_Dataset_.
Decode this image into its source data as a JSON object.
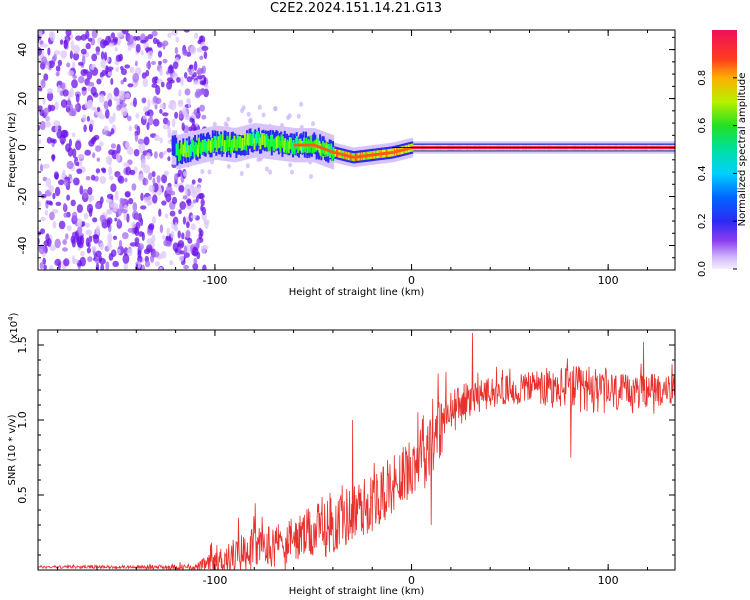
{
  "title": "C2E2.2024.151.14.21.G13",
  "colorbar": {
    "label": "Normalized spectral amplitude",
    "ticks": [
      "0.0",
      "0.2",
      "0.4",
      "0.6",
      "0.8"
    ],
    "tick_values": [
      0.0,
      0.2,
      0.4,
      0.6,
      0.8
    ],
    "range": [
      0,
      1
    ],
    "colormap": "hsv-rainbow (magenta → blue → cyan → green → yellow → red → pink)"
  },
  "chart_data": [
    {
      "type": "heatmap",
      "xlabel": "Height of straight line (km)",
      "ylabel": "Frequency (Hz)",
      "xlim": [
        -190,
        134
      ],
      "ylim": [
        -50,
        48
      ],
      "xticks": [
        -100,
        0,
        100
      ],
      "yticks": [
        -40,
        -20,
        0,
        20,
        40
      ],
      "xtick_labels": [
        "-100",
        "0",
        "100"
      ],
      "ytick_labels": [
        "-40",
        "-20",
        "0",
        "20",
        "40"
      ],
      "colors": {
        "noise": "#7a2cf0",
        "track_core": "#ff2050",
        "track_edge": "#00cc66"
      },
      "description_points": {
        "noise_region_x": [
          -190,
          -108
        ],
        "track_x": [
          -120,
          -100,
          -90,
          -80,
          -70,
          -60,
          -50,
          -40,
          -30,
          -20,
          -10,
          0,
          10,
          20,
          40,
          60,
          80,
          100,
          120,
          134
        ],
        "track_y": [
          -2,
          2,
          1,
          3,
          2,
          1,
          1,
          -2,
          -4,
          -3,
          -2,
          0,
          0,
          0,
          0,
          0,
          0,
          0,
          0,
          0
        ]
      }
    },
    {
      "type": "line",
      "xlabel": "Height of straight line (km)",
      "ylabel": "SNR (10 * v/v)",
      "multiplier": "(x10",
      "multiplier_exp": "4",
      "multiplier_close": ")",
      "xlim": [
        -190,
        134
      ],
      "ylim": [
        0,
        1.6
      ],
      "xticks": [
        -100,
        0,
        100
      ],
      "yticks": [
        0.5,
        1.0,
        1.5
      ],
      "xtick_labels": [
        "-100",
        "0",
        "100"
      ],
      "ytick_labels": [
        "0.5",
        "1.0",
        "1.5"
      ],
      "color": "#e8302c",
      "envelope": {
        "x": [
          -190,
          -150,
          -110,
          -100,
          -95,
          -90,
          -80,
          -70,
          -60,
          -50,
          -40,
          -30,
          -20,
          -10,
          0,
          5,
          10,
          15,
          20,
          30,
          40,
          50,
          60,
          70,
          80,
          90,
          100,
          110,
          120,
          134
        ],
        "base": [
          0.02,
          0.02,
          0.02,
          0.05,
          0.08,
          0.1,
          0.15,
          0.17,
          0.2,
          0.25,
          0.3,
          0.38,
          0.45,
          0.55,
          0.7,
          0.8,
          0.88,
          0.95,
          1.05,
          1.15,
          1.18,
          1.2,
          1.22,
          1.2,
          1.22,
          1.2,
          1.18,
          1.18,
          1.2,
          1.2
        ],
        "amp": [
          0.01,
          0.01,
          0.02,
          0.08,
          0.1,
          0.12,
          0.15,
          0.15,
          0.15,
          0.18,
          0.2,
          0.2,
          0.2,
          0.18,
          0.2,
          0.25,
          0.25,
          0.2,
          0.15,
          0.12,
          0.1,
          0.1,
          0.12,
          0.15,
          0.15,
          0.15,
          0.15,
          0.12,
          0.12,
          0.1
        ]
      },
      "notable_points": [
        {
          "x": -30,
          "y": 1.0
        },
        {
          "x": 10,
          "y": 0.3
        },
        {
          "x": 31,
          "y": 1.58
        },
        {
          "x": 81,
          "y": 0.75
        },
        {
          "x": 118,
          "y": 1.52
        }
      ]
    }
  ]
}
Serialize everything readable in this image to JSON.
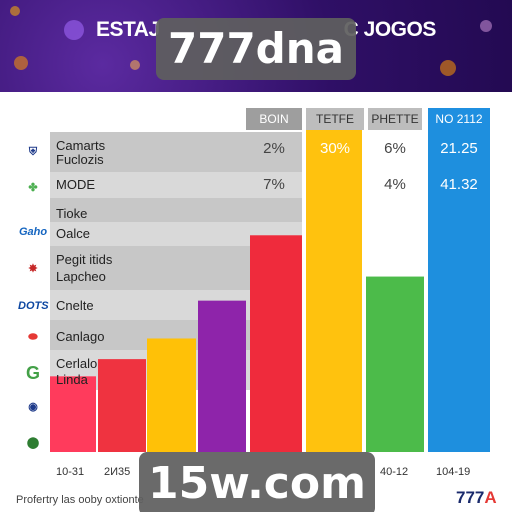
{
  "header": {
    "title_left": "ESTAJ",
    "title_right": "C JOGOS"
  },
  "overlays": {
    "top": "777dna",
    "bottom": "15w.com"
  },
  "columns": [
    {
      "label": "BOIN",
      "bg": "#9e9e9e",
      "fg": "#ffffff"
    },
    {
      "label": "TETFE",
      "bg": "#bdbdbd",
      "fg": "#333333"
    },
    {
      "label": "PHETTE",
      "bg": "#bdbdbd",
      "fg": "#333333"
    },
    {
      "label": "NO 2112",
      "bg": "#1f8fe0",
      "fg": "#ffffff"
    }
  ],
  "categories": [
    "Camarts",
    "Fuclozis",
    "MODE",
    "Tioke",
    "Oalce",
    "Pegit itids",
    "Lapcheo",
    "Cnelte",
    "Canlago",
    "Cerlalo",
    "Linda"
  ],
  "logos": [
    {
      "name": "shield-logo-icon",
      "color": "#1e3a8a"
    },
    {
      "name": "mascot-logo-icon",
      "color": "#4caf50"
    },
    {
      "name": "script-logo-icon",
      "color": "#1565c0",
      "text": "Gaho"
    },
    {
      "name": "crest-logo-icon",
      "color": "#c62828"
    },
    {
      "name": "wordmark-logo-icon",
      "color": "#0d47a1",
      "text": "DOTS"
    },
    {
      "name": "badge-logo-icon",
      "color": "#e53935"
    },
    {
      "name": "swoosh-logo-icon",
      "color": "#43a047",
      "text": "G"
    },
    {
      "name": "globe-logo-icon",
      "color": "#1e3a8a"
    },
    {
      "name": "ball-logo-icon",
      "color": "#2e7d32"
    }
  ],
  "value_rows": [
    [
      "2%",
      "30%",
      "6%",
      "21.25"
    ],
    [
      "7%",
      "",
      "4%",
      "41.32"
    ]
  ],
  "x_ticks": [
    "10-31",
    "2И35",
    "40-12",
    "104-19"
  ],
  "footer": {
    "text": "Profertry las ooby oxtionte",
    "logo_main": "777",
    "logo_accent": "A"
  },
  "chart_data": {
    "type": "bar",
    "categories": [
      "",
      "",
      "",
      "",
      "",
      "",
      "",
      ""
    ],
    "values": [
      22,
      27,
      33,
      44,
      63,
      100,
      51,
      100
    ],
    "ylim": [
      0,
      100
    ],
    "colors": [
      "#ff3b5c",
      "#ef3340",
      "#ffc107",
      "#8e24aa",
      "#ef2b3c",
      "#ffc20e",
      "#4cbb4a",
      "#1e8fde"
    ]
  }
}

_Task description_.
Count how many lines in the data above hold the string "text", and give the number with no other words.

_Expected answer_.
4